=== Task 1 ===
Answer these questions using the excerpt on the applicant's seized items:
(a) In what month and year did the applicant apply to the Court?
(b) According to the applicant, by what means had his grandmother bequeathed the valuables to him?
(c) What court fee applied to claims under section 49 of the 1950 Act?

======== Selected excerpt ========

164 . Even if it were assumed that none of those remedies were effective, the complaints had been lodged out of time. The applicant ought to have become aware of the handing over of the items to third parties in mid-2020 at the latest, when the videos in which his father and Mr D.L. had spoken about the handovers had been released on YouTube, but he had only applied to the Court in October 2021. His September 2021 request for the return of the items had been bound to fail and had been made merely to reset the time-limit for applying to the Court.

(b) The applicant

165 . The applicant submitted that under Bulgarian law, items seized as evidence in criminal proceedings had to be returned to the “person entitled to them, from whom they have been seized”. That phrase had been interpreted by the Bulgarian courts to refer to any sort of legal entitlement to the seized items. This was because the prosecuting authorities could not decide disputes about title to seized items; that was a prerogative of the civil courts. He had an arguable claim that the valuables had been bequeathed to him by his grandmother by means of a handwritten will. Although still alive at the time of the seizure, she had clearly expressed her wish that he should inherit the valuables, and had handed them over to him. As for the cash, there was evidence that the applicant had received significant dividends before the seizure. In any event, all those items had been seized from him, and were thus his “possessions” for the purposes of Article 1 of Protocol No. 1.

166 . The applicant went on to dispute that any of the remedies cited by the Government would have been effective in his case. He submitted the following arguments.

( a ) Any earlier attempt to seek the return of the seized cash and valuables would have been bound to fail, given that they had been seized as part of a scheme, involving public prosecutors, to misappropriate them. Such an attempt would in any event have been difficult to carry out in the light of the applicant’s pre-trial detention and life-threatening health problems.

( b ) The prospects of the claim against the prosecuting authorities under section 49 of the 1950 Act which the applicant had brought in late 2022 were hard to gauge, in particular in the light of the Bulgarian courts’ case-law to the effect that such claims for damages in relation to seized items only accrued when the proceedings in which the items had been seized and retained had ended. Such claims were, moreover, subject to a court fee of 4% of the value of the claim, payable up front. That came to a sizable sum in the applicant’s case, in view of the high value of the seized items. Barring a remission of court fees, the claim would be impossible for him to pursue. In addition, an expert report on the value of the gold would be difficult to carry out and also entail high costs. Lastly, the Bulgarian courts had no case-law under Article 18 of the Convention, and the applicant’s allegations of misuse of power and ulterior purpose would probably not be taken seriously by them.

========

=== Task 2 ===
From the listing, quote the part that opens with the line containing "category-link[interactable]: Manage Windows" and closes with the line containing "search-input[interactable] xyxy=(372,41,621,57)", including both of those lines.

======== Source records ========

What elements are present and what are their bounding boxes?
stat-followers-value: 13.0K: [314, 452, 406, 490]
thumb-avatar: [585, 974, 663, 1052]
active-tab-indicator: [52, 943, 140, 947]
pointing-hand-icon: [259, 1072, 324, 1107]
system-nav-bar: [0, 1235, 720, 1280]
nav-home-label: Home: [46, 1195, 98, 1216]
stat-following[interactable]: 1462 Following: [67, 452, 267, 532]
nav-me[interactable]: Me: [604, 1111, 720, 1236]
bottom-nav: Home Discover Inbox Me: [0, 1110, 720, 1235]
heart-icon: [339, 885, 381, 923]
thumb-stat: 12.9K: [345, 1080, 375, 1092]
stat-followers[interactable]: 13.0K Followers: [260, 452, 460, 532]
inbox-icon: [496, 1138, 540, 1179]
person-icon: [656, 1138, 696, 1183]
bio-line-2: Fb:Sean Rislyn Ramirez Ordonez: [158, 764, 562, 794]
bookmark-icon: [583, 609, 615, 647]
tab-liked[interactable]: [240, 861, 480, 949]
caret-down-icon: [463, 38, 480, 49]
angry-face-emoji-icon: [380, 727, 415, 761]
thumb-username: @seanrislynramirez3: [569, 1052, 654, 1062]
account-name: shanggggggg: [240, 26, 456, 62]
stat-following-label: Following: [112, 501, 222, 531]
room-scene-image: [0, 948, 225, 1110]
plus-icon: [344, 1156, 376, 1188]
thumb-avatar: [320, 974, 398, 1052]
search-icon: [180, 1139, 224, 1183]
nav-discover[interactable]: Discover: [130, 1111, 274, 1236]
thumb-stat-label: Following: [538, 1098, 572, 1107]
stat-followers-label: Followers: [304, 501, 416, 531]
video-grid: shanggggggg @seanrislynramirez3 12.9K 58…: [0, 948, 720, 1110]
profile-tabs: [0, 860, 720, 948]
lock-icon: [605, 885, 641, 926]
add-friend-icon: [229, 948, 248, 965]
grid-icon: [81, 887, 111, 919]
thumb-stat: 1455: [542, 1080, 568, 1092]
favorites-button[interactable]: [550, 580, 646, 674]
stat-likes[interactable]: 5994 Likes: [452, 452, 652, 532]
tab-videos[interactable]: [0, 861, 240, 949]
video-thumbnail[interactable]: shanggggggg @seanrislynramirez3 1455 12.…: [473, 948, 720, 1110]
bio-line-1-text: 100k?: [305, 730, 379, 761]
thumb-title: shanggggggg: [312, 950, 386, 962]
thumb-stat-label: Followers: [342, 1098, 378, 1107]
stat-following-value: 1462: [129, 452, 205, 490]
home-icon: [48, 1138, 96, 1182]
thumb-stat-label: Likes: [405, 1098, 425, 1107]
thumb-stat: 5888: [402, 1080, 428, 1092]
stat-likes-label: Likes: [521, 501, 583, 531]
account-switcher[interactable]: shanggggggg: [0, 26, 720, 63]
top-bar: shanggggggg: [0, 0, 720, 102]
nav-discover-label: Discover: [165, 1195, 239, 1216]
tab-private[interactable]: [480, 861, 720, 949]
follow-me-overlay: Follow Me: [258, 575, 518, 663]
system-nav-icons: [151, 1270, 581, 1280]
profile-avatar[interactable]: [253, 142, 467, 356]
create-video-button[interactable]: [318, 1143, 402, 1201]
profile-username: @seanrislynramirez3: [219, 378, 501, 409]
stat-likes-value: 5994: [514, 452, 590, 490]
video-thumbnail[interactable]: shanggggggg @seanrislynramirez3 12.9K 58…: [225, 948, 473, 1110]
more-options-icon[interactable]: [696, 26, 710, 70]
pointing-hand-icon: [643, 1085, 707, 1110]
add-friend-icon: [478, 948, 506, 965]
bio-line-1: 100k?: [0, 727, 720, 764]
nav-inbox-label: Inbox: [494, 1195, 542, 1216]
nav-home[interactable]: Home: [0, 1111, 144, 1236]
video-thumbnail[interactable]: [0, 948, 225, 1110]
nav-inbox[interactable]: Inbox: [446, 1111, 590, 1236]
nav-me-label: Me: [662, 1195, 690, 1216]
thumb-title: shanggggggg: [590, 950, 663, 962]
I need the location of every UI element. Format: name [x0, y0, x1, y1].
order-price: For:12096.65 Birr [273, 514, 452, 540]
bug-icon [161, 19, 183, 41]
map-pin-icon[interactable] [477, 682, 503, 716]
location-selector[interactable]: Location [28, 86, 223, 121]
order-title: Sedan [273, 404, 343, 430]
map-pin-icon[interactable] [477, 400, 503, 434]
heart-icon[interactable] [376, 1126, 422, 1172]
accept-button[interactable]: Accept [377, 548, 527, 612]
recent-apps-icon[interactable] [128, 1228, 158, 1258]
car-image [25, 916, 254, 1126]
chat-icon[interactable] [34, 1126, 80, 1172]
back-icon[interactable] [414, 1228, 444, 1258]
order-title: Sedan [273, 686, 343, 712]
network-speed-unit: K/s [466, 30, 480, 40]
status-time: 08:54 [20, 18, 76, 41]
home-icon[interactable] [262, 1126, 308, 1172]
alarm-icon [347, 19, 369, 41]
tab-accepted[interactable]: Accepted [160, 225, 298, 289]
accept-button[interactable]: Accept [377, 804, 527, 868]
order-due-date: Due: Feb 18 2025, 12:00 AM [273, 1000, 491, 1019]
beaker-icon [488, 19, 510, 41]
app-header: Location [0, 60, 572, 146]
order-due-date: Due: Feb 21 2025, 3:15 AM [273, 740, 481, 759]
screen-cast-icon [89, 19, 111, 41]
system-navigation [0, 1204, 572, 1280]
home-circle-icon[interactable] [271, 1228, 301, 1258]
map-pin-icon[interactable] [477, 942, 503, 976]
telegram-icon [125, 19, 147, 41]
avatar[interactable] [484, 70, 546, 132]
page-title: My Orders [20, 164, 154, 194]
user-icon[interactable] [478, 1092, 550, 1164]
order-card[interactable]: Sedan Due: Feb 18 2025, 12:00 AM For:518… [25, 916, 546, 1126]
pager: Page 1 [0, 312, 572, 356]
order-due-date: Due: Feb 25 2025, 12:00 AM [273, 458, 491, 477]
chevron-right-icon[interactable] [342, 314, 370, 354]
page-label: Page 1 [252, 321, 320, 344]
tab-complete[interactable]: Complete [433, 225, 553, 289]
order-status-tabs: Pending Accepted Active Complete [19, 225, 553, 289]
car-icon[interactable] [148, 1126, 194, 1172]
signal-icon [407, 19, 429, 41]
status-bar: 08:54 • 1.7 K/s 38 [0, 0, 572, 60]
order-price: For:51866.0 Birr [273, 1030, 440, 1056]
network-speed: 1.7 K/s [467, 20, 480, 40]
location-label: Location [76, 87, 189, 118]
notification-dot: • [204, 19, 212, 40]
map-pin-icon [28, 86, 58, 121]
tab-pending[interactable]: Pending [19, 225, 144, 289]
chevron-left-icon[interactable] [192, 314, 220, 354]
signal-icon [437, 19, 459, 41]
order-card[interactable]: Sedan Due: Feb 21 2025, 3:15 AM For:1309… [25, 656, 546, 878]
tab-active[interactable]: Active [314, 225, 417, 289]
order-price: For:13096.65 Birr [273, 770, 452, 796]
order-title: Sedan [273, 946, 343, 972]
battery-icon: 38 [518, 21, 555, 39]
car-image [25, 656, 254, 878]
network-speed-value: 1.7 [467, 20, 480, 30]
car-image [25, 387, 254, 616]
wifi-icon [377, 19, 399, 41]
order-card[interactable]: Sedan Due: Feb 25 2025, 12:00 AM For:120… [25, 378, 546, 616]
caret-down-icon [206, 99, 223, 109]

========
======== Source records ========

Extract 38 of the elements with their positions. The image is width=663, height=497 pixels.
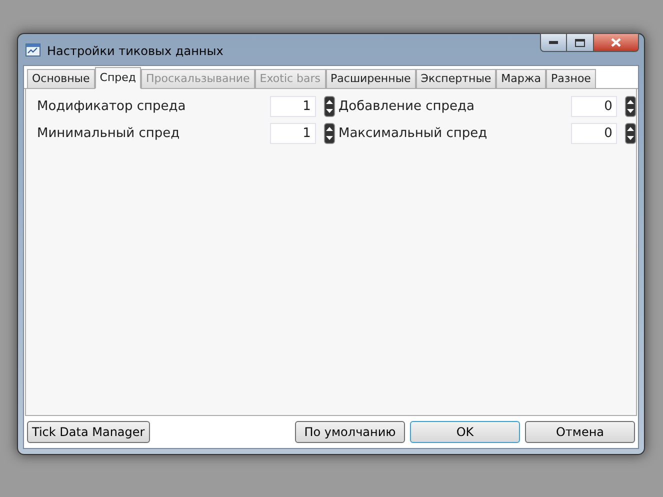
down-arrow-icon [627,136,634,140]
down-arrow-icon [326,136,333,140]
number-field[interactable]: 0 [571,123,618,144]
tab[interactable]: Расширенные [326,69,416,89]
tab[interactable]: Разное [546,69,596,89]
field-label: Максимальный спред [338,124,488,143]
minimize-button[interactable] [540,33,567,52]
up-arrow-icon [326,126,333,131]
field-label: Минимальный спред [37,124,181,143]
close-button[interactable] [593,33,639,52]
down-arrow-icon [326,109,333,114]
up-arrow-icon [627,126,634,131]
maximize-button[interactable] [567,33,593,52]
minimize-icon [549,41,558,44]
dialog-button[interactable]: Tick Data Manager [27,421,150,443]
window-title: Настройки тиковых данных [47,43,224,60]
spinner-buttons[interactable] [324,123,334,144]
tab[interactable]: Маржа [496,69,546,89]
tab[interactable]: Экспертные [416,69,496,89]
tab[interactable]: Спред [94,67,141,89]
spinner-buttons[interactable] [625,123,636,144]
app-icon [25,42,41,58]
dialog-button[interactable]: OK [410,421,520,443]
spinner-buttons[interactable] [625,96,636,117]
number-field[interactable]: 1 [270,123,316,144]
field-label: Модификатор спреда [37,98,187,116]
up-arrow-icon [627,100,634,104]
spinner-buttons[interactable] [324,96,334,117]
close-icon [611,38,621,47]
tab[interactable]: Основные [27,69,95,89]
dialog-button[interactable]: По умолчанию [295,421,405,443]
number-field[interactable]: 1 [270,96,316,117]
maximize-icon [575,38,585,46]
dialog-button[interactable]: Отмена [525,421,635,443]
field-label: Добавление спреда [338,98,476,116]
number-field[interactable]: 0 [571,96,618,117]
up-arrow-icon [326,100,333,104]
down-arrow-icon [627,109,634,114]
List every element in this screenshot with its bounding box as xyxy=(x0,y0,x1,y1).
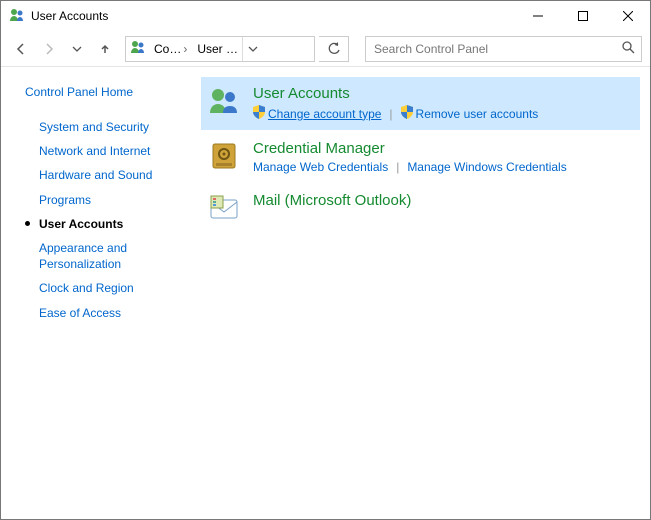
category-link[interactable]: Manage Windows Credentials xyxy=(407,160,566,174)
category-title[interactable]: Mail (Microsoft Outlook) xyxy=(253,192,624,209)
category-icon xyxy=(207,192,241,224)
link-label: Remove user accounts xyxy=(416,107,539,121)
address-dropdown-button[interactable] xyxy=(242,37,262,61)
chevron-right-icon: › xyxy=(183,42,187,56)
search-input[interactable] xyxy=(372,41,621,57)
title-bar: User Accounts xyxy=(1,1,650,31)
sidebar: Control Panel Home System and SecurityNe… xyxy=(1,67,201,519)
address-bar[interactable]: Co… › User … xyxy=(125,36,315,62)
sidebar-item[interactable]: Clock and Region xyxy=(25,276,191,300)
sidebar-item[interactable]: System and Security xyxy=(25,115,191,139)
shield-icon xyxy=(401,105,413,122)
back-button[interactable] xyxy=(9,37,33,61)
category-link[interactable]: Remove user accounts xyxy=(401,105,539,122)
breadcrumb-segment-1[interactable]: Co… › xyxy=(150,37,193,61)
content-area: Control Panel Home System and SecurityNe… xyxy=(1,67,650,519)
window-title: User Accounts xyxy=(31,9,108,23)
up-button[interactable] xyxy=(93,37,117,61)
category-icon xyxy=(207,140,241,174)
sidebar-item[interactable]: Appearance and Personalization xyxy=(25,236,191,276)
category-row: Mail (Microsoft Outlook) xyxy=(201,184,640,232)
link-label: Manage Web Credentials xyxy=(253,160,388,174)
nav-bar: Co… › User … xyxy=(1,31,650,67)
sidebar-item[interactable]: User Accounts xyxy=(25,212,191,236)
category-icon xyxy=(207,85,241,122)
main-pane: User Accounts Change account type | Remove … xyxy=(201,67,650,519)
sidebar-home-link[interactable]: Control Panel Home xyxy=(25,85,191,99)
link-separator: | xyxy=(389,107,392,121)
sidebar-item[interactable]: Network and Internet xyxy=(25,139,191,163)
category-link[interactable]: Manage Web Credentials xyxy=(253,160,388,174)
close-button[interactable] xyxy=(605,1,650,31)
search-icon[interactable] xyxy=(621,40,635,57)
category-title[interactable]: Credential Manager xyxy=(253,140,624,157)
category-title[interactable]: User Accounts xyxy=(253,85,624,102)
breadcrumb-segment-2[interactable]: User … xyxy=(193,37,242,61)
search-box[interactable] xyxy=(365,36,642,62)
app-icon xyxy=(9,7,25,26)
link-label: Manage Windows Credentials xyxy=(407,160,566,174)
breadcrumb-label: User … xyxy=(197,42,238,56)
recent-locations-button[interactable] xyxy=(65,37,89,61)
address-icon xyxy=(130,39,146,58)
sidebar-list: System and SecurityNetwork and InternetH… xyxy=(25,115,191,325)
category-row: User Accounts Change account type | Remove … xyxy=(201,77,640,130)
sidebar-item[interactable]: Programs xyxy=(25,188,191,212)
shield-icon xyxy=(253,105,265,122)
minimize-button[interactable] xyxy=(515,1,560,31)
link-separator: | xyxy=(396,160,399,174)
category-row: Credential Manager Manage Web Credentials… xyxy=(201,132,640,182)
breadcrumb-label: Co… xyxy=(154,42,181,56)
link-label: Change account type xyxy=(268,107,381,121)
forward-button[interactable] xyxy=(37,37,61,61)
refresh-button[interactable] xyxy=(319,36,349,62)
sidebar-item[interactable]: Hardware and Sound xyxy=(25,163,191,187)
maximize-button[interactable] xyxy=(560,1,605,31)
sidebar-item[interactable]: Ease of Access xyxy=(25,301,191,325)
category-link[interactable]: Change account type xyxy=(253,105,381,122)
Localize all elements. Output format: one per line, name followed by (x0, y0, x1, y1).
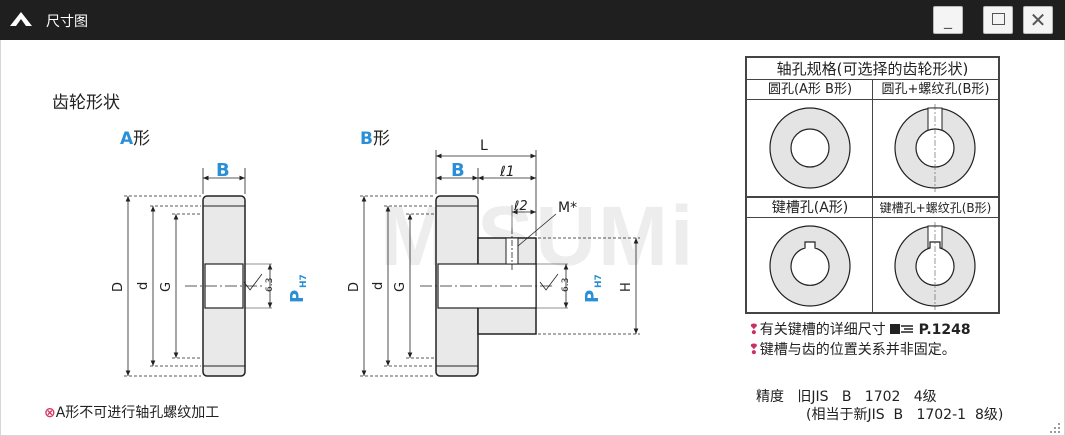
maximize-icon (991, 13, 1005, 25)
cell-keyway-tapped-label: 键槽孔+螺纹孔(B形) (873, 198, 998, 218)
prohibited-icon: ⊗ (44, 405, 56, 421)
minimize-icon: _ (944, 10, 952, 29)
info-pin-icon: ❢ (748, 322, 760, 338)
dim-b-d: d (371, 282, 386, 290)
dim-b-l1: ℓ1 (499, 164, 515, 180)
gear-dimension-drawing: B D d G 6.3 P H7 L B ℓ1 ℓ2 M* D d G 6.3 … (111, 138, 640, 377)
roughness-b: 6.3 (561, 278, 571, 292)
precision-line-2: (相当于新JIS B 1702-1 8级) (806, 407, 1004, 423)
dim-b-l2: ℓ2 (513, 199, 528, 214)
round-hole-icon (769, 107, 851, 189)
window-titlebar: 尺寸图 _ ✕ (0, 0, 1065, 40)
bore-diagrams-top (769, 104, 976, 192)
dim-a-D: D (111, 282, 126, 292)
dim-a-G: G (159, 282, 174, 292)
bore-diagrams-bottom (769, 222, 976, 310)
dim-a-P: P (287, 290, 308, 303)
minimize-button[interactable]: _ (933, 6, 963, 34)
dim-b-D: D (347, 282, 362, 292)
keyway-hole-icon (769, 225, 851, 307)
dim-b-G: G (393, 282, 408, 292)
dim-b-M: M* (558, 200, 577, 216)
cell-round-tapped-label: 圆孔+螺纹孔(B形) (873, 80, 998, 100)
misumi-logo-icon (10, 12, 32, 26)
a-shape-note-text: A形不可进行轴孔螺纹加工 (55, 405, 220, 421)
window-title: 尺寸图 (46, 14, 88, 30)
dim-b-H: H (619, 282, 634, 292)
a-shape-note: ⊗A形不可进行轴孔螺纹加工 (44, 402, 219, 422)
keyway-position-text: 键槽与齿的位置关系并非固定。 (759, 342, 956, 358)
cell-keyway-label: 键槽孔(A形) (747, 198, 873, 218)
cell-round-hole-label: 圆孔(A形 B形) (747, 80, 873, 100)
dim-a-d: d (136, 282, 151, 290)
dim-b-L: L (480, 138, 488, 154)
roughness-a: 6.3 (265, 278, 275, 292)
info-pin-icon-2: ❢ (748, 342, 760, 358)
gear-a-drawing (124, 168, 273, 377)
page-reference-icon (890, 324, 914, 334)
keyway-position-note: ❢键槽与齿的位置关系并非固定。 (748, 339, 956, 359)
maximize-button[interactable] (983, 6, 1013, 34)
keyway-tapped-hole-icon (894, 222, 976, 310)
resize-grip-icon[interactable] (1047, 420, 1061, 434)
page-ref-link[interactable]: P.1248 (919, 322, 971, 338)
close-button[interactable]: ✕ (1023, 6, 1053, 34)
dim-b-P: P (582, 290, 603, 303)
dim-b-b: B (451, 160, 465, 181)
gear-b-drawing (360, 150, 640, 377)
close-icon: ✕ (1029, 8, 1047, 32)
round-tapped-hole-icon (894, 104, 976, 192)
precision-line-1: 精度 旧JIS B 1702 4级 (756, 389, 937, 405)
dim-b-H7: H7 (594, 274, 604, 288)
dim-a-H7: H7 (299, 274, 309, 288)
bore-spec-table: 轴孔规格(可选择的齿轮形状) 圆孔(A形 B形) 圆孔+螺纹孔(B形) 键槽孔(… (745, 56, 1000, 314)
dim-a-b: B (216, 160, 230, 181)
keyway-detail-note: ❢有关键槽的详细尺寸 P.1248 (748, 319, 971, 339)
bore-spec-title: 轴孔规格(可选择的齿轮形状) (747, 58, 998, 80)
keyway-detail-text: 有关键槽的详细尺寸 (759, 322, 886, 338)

========

=== Full response 1 ===
(a) October 2021.
(b) By means of a handwritten will.
(c) A fee of 4% of the value of the claim, payable up front.

=== Full response 2 ===
category-link[interactable]: Manage Windows Credentials xyxy=(407,160,566,174)
category-title[interactable]: Mail (Microsoft Outlook) xyxy=(253,192,624,209)
category-icon xyxy=(207,192,241,224)
link-label: Remove user accounts xyxy=(416,107,539,121)
address-dropdown-button[interactable] xyxy=(242,37,262,61)
chevron-right-icon: › xyxy=(183,42,187,56)
search-input[interactable] xyxy=(372,41,621,57)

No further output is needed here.